* begin Task input *

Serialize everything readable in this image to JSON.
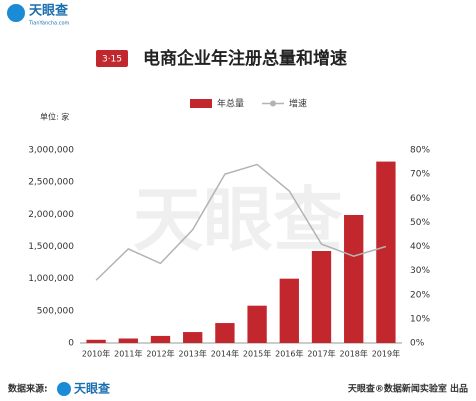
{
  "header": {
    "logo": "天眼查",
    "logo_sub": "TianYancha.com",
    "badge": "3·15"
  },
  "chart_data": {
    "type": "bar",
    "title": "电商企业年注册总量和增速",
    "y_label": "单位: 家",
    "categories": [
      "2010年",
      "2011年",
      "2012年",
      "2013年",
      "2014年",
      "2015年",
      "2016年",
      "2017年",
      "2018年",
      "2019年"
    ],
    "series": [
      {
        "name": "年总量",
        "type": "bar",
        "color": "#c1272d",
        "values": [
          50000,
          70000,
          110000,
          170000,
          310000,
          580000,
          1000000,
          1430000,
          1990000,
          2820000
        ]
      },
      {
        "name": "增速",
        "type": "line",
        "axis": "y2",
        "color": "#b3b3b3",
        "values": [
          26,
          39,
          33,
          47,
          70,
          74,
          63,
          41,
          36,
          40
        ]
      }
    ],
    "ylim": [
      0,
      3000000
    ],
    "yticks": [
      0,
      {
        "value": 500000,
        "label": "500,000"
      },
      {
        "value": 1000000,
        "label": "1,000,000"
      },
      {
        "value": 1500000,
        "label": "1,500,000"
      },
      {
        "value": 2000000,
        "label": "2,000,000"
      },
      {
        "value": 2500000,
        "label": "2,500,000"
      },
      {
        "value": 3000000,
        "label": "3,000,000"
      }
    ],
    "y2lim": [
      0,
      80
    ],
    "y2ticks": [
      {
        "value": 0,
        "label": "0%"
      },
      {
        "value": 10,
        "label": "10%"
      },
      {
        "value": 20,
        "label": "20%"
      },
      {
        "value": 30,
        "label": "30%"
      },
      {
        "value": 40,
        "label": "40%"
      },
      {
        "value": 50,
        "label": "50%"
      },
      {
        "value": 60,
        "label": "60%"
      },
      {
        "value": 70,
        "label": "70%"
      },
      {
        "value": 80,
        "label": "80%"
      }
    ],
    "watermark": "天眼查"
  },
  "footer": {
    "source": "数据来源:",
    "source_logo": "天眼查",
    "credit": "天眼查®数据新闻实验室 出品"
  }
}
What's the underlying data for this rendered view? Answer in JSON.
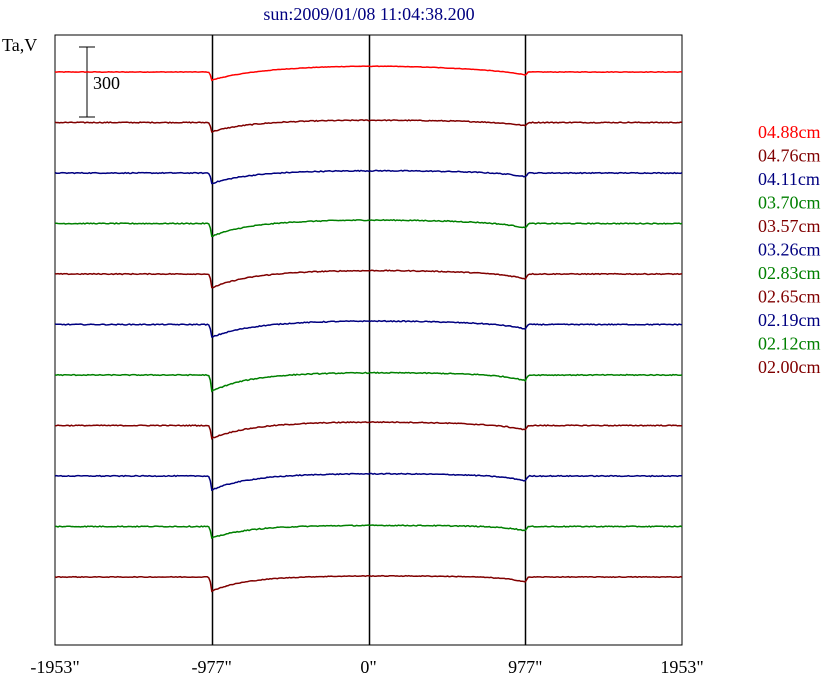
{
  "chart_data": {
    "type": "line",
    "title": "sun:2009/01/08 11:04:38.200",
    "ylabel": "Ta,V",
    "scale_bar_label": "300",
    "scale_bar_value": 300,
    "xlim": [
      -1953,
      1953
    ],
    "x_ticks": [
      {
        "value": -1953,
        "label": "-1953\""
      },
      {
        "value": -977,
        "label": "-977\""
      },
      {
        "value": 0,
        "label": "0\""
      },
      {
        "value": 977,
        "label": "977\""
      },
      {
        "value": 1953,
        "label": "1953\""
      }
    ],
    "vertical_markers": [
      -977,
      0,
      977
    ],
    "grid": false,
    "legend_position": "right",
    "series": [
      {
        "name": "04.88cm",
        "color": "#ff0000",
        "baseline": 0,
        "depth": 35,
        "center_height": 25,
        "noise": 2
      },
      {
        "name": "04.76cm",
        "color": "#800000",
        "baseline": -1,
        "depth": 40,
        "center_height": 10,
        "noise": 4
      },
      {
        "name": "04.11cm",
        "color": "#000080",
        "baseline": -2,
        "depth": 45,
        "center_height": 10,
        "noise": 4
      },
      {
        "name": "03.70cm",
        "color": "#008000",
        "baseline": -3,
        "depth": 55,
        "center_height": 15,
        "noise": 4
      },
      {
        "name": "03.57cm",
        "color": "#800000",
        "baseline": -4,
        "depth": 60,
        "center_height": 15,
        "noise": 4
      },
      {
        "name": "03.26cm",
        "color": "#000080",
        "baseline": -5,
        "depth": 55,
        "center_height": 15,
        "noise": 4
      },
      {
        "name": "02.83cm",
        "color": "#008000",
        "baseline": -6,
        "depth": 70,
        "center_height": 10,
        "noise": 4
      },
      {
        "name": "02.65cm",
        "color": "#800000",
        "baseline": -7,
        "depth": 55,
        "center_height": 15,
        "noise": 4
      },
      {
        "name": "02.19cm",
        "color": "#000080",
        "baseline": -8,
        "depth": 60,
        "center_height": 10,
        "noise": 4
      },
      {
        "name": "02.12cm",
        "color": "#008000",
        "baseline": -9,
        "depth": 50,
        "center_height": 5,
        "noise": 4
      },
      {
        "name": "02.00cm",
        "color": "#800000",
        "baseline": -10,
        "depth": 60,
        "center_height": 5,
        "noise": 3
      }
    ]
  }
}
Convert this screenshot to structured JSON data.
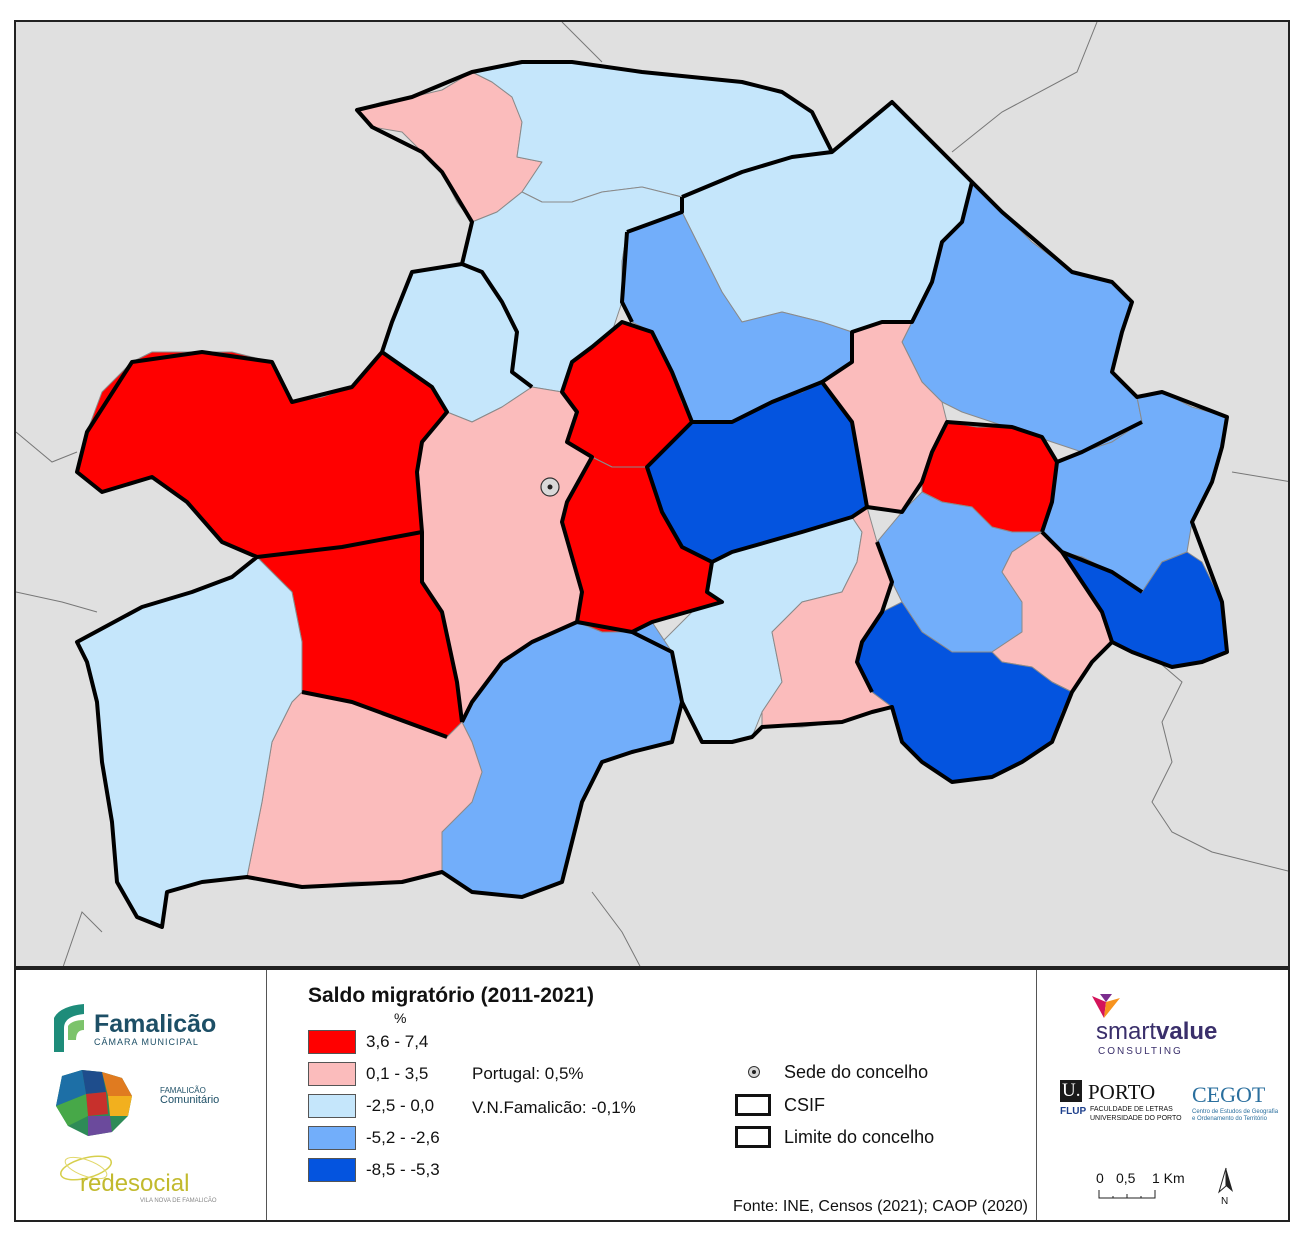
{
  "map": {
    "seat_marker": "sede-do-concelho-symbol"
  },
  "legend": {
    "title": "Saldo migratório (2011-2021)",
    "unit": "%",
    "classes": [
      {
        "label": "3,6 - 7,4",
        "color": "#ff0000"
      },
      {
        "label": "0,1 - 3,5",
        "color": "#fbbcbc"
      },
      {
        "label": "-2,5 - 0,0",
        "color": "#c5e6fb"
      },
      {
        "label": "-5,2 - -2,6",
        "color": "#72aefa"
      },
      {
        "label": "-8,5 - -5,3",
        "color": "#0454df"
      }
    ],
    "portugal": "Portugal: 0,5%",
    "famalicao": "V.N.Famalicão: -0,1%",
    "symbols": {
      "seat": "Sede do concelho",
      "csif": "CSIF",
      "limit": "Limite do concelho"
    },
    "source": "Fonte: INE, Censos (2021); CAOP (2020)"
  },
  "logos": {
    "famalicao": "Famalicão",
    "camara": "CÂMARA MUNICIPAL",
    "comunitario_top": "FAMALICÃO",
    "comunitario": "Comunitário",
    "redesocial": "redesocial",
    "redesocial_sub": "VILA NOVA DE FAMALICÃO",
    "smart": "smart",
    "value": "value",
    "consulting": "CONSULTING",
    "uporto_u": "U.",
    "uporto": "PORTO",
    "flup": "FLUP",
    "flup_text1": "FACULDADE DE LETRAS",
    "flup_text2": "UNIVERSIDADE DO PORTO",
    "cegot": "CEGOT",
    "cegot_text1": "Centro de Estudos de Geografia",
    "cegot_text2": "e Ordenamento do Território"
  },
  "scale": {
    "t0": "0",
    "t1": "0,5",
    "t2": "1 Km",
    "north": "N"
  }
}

* end Task input *

_Written problem_: Repeat the records word for word. Any picture in them should be left out.

_Result_:
Serialize everything readable in this image to JSON.
{
  "header": {
    "logo": "天眼查",
    "logo_sub": "TianYancha.com",
    "badge": "3·15"
  },
  "chart_data": {
    "type": "bar",
    "title": "电商企业年注册总量和增速",
    "y_label": "单位: 家",
    "categories": [
      "2010年",
      "2011年",
      "2012年",
      "2013年",
      "2014年",
      "2015年",
      "2016年",
      "2017年",
      "2018年",
      "2019年"
    ],
    "series": [
      {
        "name": "年总量",
        "type": "bar",
        "color": "#c1272d",
        "values": [
          50000,
          70000,
          110000,
          170000,
          310000,
          580000,
          1000000,
          1430000,
          1990000,
          2820000
        ]
      },
      {
        "name": "增速",
        "type": "line",
        "axis": "y2",
        "color": "#b3b3b3",
        "values": [
          26,
          39,
          33,
          47,
          70,
          74,
          63,
          41,
          36,
          40
        ]
      }
    ],
    "ylim": [
      0,
      3000000
    ],
    "yticks": [
      0,
      {
        "value": 500000,
        "label": "500,000"
      },
      {
        "value": 1000000,
        "label": "1,000,000"
      },
      {
        "value": 1500000,
        "label": "1,500,000"
      },
      {
        "value": 2000000,
        "label": "2,000,000"
      },
      {
        "value": 2500000,
        "label": "2,500,000"
      },
      {
        "value": 3000000,
        "label": "3,000,000"
      }
    ],
    "y2lim": [
      0,
      80
    ],
    "y2ticks": [
      {
        "value": 0,
        "label": "0%"
      },
      {
        "value": 10,
        "label": "10%"
      },
      {
        "value": 20,
        "label": "20%"
      },
      {
        "value": 30,
        "label": "30%"
      },
      {
        "value": 40,
        "label": "40%"
      },
      {
        "value": 50,
        "label": "50%"
      },
      {
        "value": 60,
        "label": "60%"
      },
      {
        "value": 70,
        "label": "70%"
      },
      {
        "value": 80,
        "label": "80%"
      }
    ],
    "watermark": "天眼查"
  },
  "footer": {
    "source": "数据来源:",
    "source_logo": "天眼查",
    "credit": "天眼查®数据新闻实验室 出品"
  }
}
What's the underlying data for this rendered view? Answer in JSON.
{
  "chart_data": {
    "type": "line",
    "title": "sun:2009/01/08 11:04:38.200",
    "ylabel": "Ta,V",
    "scale_bar_label": "300",
    "scale_bar_value": 300,
    "xlim": [
      -1953,
      1953
    ],
    "x_ticks": [
      {
        "value": -1953,
        "label": "-1953\""
      },
      {
        "value": -977,
        "label": "-977\""
      },
      {
        "value": 0,
        "label": "0\""
      },
      {
        "value": 977,
        "label": "977\""
      },
      {
        "value": 1953,
        "label": "1953\""
      }
    ],
    "vertical_markers": [
      -977,
      0,
      977
    ],
    "grid": false,
    "legend_position": "right",
    "series": [
      {
        "name": "04.88cm",
        "color": "#ff0000",
        "baseline": 0,
        "depth": 35,
        "center_height": 25,
        "noise": 2
      },
      {
        "name": "04.76cm",
        "color": "#800000",
        "baseline": -1,
        "depth": 40,
        "center_height": 10,
        "noise": 4
      },
      {
        "name": "04.11cm",
        "color": "#000080",
        "baseline": -2,
        "depth": 45,
        "center_height": 10,
        "noise": 4
      },
      {
        "name": "03.70cm",
        "color": "#008000",
        "baseline": -3,
        "depth": 55,
        "center_height": 15,
        "noise": 4
      },
      {
        "name": "03.57cm",
        "color": "#800000",
        "baseline": -4,
        "depth": 60,
        "center_height": 15,
        "noise": 4
      },
      {
        "name": "03.26cm",
        "color": "#000080",
        "baseline": -5,
        "depth": 55,
        "center_height": 15,
        "noise": 4
      },
      {
        "name": "02.83cm",
        "color": "#008000",
        "baseline": -6,
        "depth": 70,
        "center_height": 10,
        "noise": 4
      },
      {
        "name": "02.65cm",
        "color": "#800000",
        "baseline": -7,
        "depth": 55,
        "center_height": 15,
        "noise": 4
      },
      {
        "name": "02.19cm",
        "color": "#000080",
        "baseline": -8,
        "depth": 60,
        "center_height": 10,
        "noise": 4
      },
      {
        "name": "02.12cm",
        "color": "#008000",
        "baseline": -9,
        "depth": 50,
        "center_height": 5,
        "noise": 4
      },
      {
        "name": "02.00cm",
        "color": "#800000",
        "baseline": -10,
        "depth": 60,
        "center_height": 5,
        "noise": 3
      }
    ]
  }
}
Convert this screenshot to structured JSON data.
{
  "map": {
    "seat_marker": "sede-do-concelho-symbol"
  },
  "legend": {
    "title": "Saldo migratório (2011-2021)",
    "unit": "%",
    "classes": [
      {
        "label": "3,6 - 7,4",
        "color": "#ff0000"
      },
      {
        "label": "0,1 - 3,5",
        "color": "#fbbcbc"
      },
      {
        "label": "-2,5 - 0,0",
        "color": "#c5e6fb"
      },
      {
        "label": "-5,2 - -2,6",
        "color": "#72aefa"
      },
      {
        "label": "-8,5 - -5,3",
        "color": "#0454df"
      }
    ],
    "portugal": "Portugal: 0,5%",
    "famalicao": "V.N.Famalicão: -0,1%",
    "symbols": {
      "seat": "Sede do concelho",
      "csif": "CSIF",
      "limit": "Limite do concelho"
    },
    "source": "Fonte: INE, Censos (2021); CAOP (2020)"
  },
  "logos": {
    "famalicao": "Famalicão",
    "camara": "CÂMARA MUNICIPAL",
    "comunitario_top": "FAMALICÃO",
    "comunitario": "Comunitário",
    "redesocial": "redesocial",
    "redesocial_sub": "VILA NOVA DE FAMALICÃO",
    "smart": "smart",
    "value": "value",
    "consulting": "CONSULTING",
    "uporto_u": "U.",
    "uporto": "PORTO",
    "flup": "FLUP",
    "flup_text1": "FACULDADE DE LETRAS",
    "flup_text2": "UNIVERSIDADE DO PORTO",
    "cegot": "CEGOT",
    "cegot_text1": "Centro de Estudos de Geografia",
    "cegot_text2": "e Ordenamento do Território"
  },
  "scale": {
    "t0": "0",
    "t1": "0,5",
    "t2": "1 Km",
    "north": "N"
  }
}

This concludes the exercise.